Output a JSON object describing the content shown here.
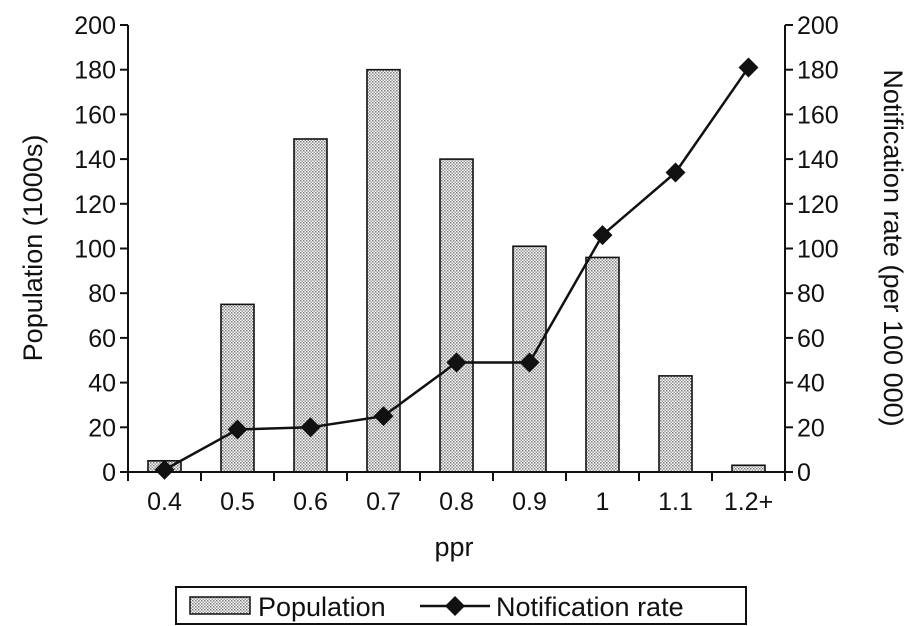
{
  "chart_data": {
    "type": "bar+line",
    "categories": [
      "0.4",
      "0.5",
      "0.6",
      "0.7",
      "0.8",
      "0.9",
      "1",
      "1.1",
      "1.2+"
    ],
    "xlabel": "ppr",
    "ylabel_left": "Population (1000s)",
    "ylabel_right": "Notification rate (per 100 000)",
    "ylim_left": [
      0,
      200
    ],
    "ylim_right": [
      0,
      200
    ],
    "yticks": [
      "0",
      "20",
      "40",
      "60",
      "80",
      "100",
      "120",
      "140",
      "160",
      "180",
      "200"
    ],
    "series": [
      {
        "name": "Population",
        "type": "bar",
        "axis": "left",
        "values": [
          5,
          75,
          149,
          180,
          140,
          101,
          96,
          43,
          3
        ]
      },
      {
        "name": "Notification rate",
        "type": "line",
        "axis": "right",
        "values": [
          1,
          19,
          20,
          25,
          49,
          49,
          106,
          134,
          181
        ]
      }
    ],
    "legend_position": "bottom",
    "grid": false
  },
  "colors": {
    "bar_fill": "#d0d0d0",
    "bar_stroke": "#111111",
    "line": "#111111"
  }
}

* **EXERCISE AIM**: Go back to the records above and write them out exactly, without the pictures.

* **EXERCISE RESULT**:
Output a JSON object describing the content shown here.
{
  "chart_data": {
    "type": "bar+line",
    "categories": [
      "0.4",
      "0.5",
      "0.6",
      "0.7",
      "0.8",
      "0.9",
      "1",
      "1.1",
      "1.2+"
    ],
    "xlabel": "ppr",
    "ylabel_left": "Population (1000s)",
    "ylabel_right": "Notification rate (per 100 000)",
    "ylim_left": [
      0,
      200
    ],
    "ylim_right": [
      0,
      200
    ],
    "yticks": [
      "0",
      "20",
      "40",
      "60",
      "80",
      "100",
      "120",
      "140",
      "160",
      "180",
      "200"
    ],
    "series": [
      {
        "name": "Population",
        "type": "bar",
        "axis": "left",
        "values": [
          5,
          75,
          149,
          180,
          140,
          101,
          96,
          43,
          3
        ]
      },
      {
        "name": "Notification rate",
        "type": "line",
        "axis": "right",
        "values": [
          1,
          19,
          20,
          25,
          49,
          49,
          106,
          134,
          181
        ]
      }
    ],
    "legend_position": "bottom",
    "grid": false
  },
  "colors": {
    "bar_fill": "#d0d0d0",
    "bar_stroke": "#111111",
    "line": "#111111"
  }
}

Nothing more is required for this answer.